ÖVP-Fraktionschefin Gabriela Schwarz wies darauf hin, dass sämtliche Verfahren im Zusammenhang mit den E-Mails gegen Kloibmüller eingestellt wurden. Was SP-Fraktionschef Jan Krainer nicht gelten lassen wollte: „Die Strasser-E-Mails wurden nie juristisch verfolgt, weil sie so lange am Schreibtisch des zuständigen Staatsanwalts gelegen sind, bis sie verjährt waren.“

Die Befragung des Wiener Polizeipräsidenten Gerhard Pürstl im BVT-U-Ausschuss war nur wenig erhellend. Gefragt, ob Postenbesetzungen wie seine eigene parteipolitisch motiviert sein könnten, erklärte er grundsätzlich, er könne nicht ausschließen, „dass bei Ernennungen von Beamten in höheren Funktionen unter Umständen auch politische Erwägungen stattfinden“.

In seinem speziellen Fall (Pürstl ist seit Jänner 2008 Wiener Polizeipräsident) verwies er auf die Begutachtungskommission, die ihn als einzigen als „im höchsten Maße geeignet“ eingestuft habe. Verfahrensanwalt Eduard Strauß hatte zunächst ein Interview von Pürstls Vorgänger Peter Stiedl vorgelegt, in welchem dieser gemeint hatte, wer diesen Job erhalte, das sei „wesentlich parteipolitisch mitbestimmt“. Pürstl gilt als SP-nahe, denn zur Ernennung der Polizeipräsidenten in den Bundesländern braucht der Innenminister grundsätzlich die Zustimmung des jeweiligen Landeshauptmannes, damit war in Wien seit 2000 rot-schwarzes Einvernehmen nötig.

Ansonsten konnte Pürstl auf die Fragen der Abgeordneten recht wenig sagen. Zu Fragen der ÖVP zum SP-nahen Anwalt Gabriel Lansky erklärte Pürstl, dieser habe zwar Kontakt zu ihm gesucht, er selbst aber habe Lansky vor „neun, zehn Jahren“ aus seiner Telefonliste gelöscht und Anrufe abgeblockt. Denn er habe das Gefühl gehabt, dass Lansky „immer wieder an Polizei-Dingen interessiert“ gewesen sei. Er habe „sehr feine Haare, wenn ich meine zu merken, dass jemand sich nicht nur freundschaftlich nähern will“, sondern es auch in „Richtung Aushorchen“ geht, so Pürstl.

-- DATENSATZ --
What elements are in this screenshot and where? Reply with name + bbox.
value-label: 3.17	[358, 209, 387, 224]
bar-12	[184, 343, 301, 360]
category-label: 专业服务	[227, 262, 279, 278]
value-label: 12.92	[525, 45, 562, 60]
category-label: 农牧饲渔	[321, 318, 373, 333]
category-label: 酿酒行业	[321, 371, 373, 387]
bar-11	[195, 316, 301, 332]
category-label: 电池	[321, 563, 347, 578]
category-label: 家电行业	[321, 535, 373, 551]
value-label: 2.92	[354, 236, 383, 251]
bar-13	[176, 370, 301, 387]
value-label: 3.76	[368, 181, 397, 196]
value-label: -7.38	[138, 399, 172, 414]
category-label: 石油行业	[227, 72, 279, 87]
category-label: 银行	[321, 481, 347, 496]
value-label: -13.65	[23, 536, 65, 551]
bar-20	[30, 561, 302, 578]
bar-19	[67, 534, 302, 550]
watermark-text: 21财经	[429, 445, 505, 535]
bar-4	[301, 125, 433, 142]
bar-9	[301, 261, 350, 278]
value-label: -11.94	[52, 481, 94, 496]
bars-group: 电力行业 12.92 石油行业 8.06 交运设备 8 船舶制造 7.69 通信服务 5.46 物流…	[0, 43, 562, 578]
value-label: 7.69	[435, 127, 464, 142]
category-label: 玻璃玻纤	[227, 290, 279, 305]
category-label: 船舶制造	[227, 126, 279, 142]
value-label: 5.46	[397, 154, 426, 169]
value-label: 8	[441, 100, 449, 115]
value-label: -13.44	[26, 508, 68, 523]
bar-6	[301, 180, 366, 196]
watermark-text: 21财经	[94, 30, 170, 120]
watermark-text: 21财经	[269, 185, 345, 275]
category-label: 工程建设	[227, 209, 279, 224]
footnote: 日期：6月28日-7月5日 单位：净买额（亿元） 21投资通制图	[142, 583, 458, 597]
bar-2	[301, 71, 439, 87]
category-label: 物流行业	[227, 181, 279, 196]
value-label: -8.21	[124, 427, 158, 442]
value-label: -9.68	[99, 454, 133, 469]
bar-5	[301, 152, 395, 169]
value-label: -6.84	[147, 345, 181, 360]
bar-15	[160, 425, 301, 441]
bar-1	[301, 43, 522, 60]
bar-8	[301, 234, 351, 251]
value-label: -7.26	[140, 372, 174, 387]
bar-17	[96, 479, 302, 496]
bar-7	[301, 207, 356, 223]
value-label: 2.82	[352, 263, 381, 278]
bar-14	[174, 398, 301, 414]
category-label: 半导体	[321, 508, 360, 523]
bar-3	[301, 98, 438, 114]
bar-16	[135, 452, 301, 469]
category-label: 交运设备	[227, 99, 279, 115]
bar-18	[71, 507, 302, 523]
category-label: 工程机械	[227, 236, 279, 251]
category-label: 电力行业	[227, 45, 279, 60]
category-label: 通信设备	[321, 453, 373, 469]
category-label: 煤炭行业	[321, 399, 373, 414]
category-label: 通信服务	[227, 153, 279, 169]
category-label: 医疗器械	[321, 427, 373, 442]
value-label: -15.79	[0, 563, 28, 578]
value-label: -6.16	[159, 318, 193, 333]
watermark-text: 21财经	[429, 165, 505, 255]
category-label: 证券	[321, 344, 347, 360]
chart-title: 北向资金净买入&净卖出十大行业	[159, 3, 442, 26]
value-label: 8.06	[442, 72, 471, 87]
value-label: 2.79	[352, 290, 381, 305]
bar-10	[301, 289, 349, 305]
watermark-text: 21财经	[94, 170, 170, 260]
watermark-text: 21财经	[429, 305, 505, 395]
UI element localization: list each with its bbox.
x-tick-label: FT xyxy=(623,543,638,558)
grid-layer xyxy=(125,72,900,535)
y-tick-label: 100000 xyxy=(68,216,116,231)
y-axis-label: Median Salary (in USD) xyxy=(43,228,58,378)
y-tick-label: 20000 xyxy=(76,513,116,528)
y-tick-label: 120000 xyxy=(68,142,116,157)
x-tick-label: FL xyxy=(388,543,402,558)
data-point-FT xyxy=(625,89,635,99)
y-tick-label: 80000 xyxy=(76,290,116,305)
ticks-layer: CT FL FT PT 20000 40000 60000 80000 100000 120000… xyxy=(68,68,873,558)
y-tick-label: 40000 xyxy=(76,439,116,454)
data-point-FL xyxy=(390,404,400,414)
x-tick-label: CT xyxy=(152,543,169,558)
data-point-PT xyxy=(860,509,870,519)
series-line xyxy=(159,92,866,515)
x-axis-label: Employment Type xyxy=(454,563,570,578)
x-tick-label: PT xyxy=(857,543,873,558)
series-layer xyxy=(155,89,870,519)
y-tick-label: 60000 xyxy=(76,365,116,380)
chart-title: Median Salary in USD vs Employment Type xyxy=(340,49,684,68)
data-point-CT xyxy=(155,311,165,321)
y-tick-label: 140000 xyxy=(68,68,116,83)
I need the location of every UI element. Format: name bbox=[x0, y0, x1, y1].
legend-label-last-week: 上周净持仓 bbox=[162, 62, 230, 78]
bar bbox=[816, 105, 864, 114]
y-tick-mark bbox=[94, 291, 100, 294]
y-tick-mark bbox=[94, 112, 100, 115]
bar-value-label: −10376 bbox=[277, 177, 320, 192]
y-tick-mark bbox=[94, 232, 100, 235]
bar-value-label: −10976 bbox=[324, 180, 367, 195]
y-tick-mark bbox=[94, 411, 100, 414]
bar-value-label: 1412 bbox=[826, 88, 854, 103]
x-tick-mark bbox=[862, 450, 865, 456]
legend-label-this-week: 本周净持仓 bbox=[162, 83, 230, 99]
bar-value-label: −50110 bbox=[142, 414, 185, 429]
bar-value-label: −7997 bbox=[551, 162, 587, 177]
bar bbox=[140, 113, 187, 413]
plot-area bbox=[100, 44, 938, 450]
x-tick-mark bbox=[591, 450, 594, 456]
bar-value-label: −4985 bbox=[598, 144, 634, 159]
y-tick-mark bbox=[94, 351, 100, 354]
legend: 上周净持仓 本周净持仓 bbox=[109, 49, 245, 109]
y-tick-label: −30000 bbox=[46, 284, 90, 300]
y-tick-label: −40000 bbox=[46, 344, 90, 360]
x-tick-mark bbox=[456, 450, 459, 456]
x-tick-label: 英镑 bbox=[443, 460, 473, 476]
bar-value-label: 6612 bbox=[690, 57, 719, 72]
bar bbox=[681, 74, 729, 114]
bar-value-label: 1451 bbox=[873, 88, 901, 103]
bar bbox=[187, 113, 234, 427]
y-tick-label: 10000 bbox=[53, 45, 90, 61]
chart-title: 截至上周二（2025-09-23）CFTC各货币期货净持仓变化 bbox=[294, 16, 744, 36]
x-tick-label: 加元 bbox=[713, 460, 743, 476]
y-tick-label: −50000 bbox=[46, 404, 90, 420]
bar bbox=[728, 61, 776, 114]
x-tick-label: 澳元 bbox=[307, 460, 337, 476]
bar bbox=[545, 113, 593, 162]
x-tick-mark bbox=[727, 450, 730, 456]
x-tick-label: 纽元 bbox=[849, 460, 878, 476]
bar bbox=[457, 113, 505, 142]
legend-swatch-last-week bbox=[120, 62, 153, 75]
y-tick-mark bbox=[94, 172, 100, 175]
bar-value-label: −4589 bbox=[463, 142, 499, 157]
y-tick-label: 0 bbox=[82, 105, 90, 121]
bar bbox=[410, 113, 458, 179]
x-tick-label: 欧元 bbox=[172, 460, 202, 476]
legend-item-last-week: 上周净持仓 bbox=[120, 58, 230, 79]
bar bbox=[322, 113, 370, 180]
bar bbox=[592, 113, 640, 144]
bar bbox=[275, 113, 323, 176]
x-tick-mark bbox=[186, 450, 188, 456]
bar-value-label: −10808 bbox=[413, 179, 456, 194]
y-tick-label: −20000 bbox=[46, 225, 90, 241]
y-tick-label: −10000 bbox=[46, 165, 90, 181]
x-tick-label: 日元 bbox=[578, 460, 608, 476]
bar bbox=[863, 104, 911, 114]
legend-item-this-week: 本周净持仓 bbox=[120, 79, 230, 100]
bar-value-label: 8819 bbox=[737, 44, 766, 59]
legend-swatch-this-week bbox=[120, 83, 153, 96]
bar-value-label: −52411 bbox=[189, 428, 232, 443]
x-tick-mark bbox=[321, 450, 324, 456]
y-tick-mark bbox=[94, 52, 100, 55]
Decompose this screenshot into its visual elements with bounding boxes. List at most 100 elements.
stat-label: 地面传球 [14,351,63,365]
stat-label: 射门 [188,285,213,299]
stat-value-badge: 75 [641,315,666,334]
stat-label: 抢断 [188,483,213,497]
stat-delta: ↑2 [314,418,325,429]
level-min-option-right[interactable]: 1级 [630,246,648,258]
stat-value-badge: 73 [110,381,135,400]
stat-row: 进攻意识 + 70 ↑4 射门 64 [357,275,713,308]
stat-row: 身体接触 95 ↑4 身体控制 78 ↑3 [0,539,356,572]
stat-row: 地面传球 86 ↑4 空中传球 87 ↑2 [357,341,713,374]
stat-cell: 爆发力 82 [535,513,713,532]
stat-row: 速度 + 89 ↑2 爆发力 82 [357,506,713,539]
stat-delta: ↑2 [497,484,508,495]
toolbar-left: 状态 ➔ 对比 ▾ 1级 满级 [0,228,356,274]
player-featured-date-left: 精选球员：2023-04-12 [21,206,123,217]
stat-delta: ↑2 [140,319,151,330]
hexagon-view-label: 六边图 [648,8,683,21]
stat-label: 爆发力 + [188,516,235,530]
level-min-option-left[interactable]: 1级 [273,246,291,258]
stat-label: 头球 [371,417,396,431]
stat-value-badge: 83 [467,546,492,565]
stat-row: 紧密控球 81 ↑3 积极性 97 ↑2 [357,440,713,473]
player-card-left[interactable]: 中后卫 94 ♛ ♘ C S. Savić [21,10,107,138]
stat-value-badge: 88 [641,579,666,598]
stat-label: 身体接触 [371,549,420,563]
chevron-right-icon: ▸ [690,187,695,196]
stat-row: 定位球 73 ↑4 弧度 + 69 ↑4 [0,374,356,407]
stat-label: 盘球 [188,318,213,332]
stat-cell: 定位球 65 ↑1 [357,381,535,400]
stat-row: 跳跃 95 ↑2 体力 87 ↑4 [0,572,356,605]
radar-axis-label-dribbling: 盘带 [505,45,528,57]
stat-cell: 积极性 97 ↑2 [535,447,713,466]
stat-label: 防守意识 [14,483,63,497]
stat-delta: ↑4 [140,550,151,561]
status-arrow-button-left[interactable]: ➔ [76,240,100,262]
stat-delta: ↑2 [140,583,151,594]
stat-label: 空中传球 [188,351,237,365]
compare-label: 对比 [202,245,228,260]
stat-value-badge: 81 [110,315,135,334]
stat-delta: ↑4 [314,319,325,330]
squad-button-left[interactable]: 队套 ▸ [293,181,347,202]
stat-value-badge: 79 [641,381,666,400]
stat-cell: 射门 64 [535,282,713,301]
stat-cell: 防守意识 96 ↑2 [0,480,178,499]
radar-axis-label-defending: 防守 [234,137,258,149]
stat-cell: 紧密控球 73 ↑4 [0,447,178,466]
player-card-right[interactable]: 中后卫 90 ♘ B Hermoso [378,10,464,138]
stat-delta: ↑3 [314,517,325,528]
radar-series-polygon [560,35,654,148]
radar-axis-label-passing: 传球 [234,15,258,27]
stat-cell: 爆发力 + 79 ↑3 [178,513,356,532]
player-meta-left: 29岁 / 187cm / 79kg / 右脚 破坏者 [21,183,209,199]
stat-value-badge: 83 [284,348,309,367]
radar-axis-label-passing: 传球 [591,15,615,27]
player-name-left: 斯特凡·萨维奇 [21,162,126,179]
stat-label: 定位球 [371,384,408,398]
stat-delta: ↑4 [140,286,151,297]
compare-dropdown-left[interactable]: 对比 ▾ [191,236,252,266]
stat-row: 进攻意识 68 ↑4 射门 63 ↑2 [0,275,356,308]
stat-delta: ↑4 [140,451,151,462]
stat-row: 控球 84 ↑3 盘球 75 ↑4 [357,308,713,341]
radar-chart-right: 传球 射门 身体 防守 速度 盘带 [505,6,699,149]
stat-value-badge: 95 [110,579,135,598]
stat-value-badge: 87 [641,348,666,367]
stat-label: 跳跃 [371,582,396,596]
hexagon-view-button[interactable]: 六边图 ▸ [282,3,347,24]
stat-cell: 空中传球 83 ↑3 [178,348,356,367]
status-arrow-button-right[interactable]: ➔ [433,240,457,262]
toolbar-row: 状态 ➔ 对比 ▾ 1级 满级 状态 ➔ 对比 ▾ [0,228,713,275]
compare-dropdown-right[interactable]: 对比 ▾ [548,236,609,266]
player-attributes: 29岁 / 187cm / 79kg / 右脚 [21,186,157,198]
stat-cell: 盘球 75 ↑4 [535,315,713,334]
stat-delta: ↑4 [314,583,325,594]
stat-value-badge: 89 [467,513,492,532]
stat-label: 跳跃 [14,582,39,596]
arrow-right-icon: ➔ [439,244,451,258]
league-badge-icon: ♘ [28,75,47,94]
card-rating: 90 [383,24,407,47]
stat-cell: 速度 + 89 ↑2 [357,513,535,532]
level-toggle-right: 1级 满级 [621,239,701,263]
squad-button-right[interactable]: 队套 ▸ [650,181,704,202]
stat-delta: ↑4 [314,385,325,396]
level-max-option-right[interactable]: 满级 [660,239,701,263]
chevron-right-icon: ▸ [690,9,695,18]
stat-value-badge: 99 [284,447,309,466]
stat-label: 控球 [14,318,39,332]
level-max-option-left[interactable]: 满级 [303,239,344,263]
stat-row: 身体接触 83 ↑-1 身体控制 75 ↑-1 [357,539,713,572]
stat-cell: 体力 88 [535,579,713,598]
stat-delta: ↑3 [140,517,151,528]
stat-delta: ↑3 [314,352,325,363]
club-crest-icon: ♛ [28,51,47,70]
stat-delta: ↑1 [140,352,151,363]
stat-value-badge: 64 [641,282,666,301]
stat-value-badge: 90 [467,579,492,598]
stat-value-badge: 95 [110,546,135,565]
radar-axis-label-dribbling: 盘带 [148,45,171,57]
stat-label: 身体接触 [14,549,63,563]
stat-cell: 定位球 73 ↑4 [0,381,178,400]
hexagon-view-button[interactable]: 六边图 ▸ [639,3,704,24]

-- ARBEITSAUFTRAG 1 --
Seit wann ist Gerhard Pürstl laut dem Text über die Befragung im BVT-U-Ausschuss Wiener Polizeipräsident?
-- ARBEITSAUFTRAG 2 --
Greife den Text über die Befragung im BVT-U-Ausschuss nach seinem letzten Satz auf und führe ihn weiter.

-- ERGEBNIS 1 --
Seit Jänner 2008.

-- ERGEBNIS 2 --
Von SPÖ-Abgeordnetem Maurice Androsch mit der Tierschützeraffäre konfrontiert, erklärte Pürstl, die Wiener Polizei habe damit nur wenig zu tun gehabt. Denn zuständig gewesen sei eine Sonderkommission im Innenministerium. So konnte Pürstl auch nicht beantworten, warum es Hausdurchsuchungen bei den Tierschützer gab.

Auch zur Frage von NEOS-Abgeordneter Krisper, die die Unterschiede bei den Hausdurchsuchungen bei Tierschützer Martin Balluch und Identitären-Chef Martin Sellner (Türe aufbrechen und Wohnung stürmen versus Anläuten und zwölfminütiges Warten danach) thematisierte, konnte er wenig sagen. Die Hausdurchsuchungen seien nicht in seinem Zuständigkeitsbereich gemacht worden und er sei auch nicht dabei gewesen.

Zur Razzia im BVT sagte Pürstl, die Wiener Polizei sei im Vorfeld nicht eingebunden gewesen. Entschieden habe das Innenministeriums-Generalsekretär Peter Goldgruber im Alleingang. Verwundert hätte ihn, dass der Chef der Einsatzgruppe zur Bekämpfung der Straßenkriminalität, Wolfgang Preiszler, als Leiter dieser Hausdurchsuchung eingesetzt wurde. Er selbst hätte andere Vorschläge gemacht, meinte er. Gleichzeitig streute er Preiszler Rosen, dieser sei ein „Top-Mann“.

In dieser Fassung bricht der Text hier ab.